=== PROBLEM STATEMENT ===
Here are some records; copy every line that holds the word "会计电算化审计员岗位职责".

=== MATERIAL FOR THIS TASK ===
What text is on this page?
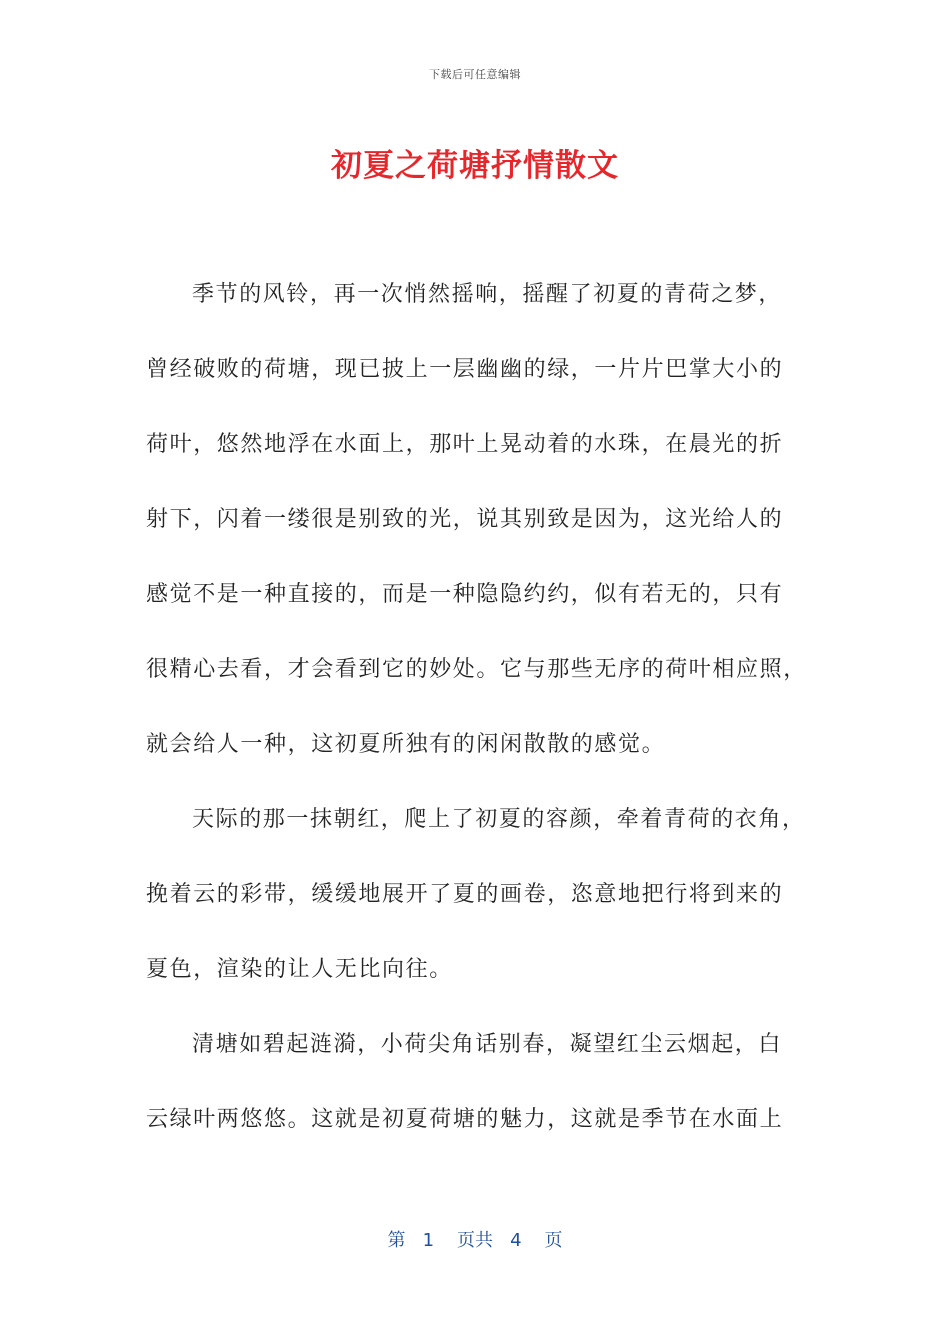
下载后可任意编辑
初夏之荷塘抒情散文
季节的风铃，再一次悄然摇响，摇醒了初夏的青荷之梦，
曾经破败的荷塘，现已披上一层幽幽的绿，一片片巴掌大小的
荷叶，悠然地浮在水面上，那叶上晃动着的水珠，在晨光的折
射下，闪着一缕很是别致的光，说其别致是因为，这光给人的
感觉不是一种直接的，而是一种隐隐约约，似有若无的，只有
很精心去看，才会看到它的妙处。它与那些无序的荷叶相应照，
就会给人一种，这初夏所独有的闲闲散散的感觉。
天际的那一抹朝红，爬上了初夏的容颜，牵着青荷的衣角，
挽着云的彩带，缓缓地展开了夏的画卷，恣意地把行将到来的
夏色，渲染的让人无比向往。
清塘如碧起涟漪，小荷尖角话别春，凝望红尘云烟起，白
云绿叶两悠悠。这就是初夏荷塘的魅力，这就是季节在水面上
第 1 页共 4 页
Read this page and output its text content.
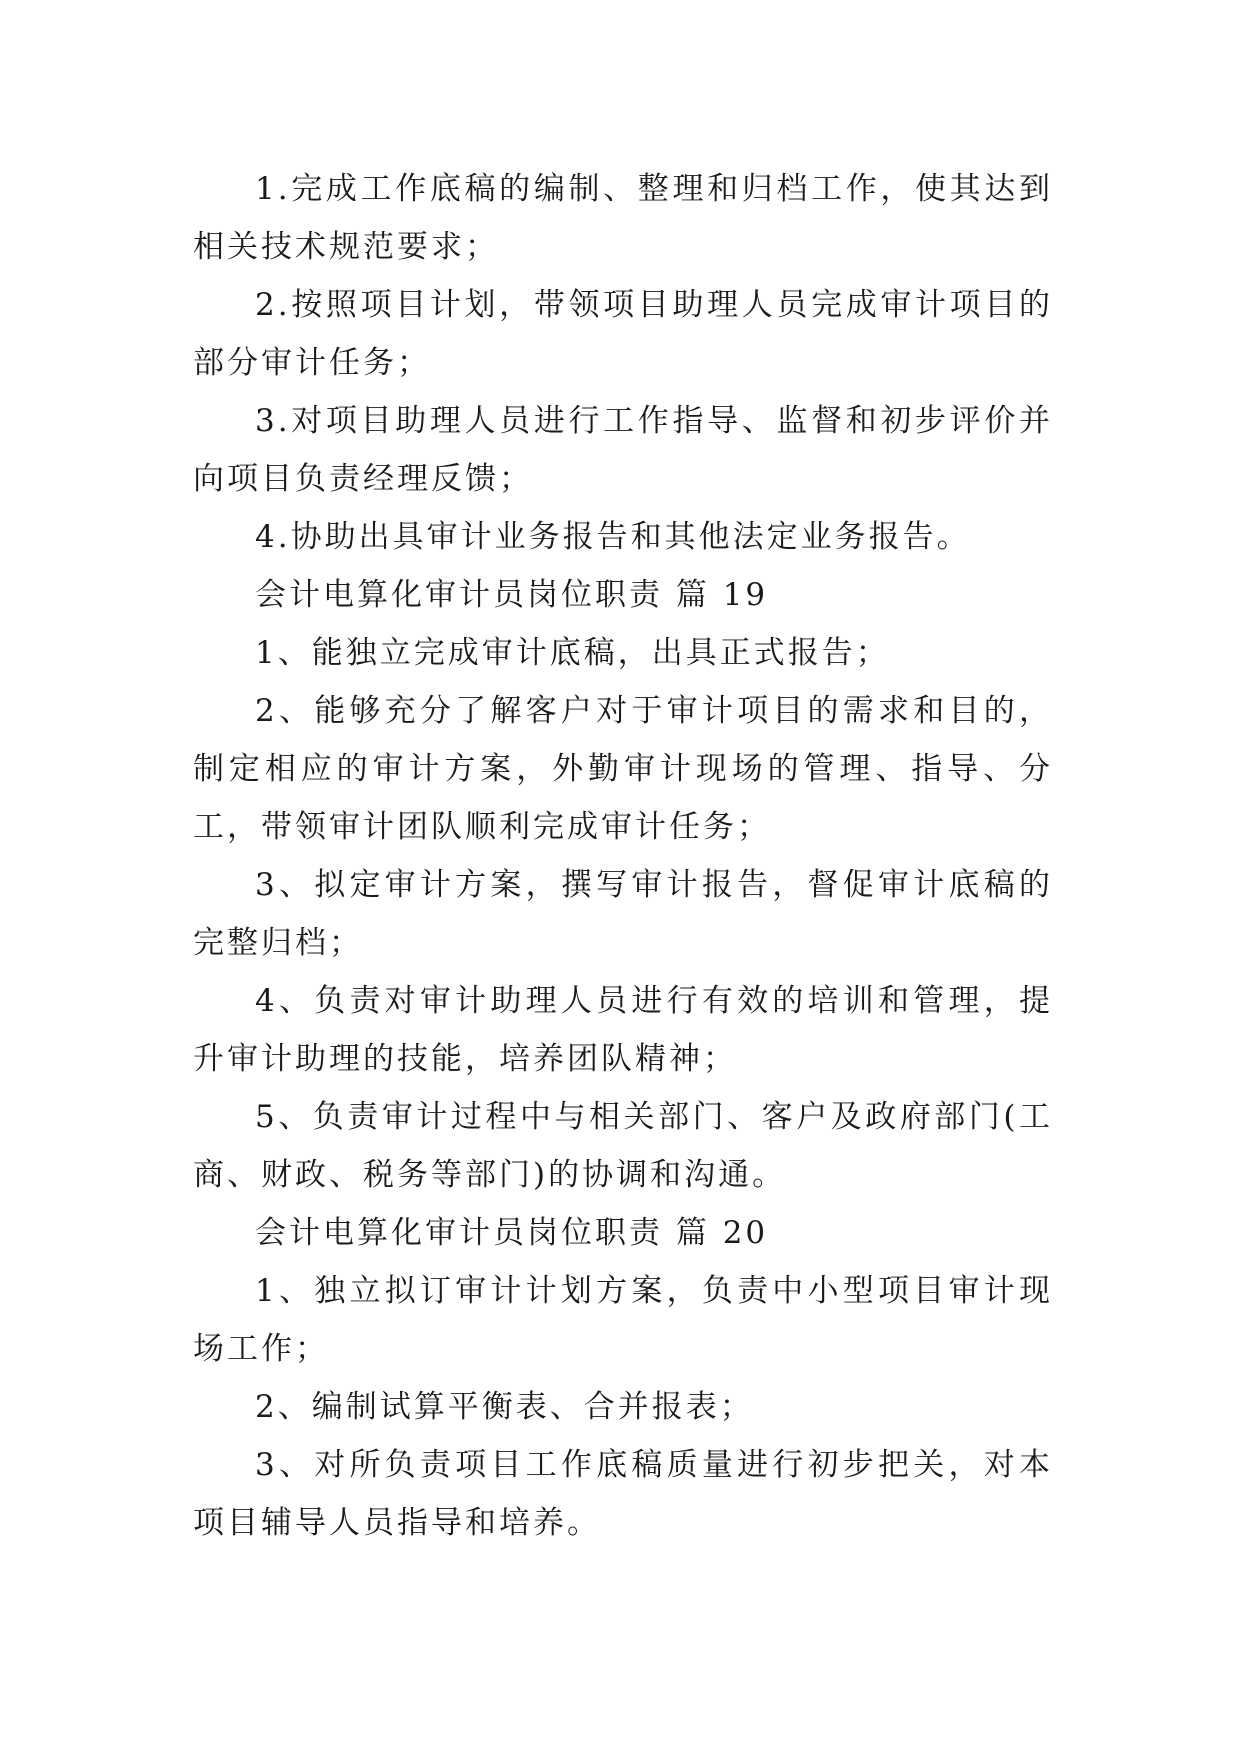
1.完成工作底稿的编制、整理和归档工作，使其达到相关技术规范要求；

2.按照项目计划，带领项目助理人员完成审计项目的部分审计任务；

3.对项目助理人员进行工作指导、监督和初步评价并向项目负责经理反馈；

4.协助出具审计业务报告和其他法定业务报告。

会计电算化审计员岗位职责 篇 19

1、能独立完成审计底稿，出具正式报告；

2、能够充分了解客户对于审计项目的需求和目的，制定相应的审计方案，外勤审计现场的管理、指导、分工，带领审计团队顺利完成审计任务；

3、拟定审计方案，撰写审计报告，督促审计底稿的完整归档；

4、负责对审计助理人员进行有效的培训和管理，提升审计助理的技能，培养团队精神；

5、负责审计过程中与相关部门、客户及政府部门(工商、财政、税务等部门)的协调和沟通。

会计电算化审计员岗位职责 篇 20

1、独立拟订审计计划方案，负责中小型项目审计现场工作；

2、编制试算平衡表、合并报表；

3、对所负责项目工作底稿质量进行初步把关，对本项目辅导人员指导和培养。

...

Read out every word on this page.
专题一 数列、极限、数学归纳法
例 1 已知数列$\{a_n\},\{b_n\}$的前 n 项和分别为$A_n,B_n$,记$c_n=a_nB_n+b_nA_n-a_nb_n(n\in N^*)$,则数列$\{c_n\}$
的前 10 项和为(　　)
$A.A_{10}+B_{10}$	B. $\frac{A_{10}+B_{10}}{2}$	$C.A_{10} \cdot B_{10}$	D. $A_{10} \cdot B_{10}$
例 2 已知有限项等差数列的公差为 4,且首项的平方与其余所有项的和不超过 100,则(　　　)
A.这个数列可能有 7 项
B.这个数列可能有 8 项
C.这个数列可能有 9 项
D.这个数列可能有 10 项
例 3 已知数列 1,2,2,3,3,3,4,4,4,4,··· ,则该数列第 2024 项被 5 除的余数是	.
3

=== ANSWER FOR THIS EXERCISE ===
会计电算化审计员岗位职责 篇 19
会计电算化审计员岗位职责 篇 20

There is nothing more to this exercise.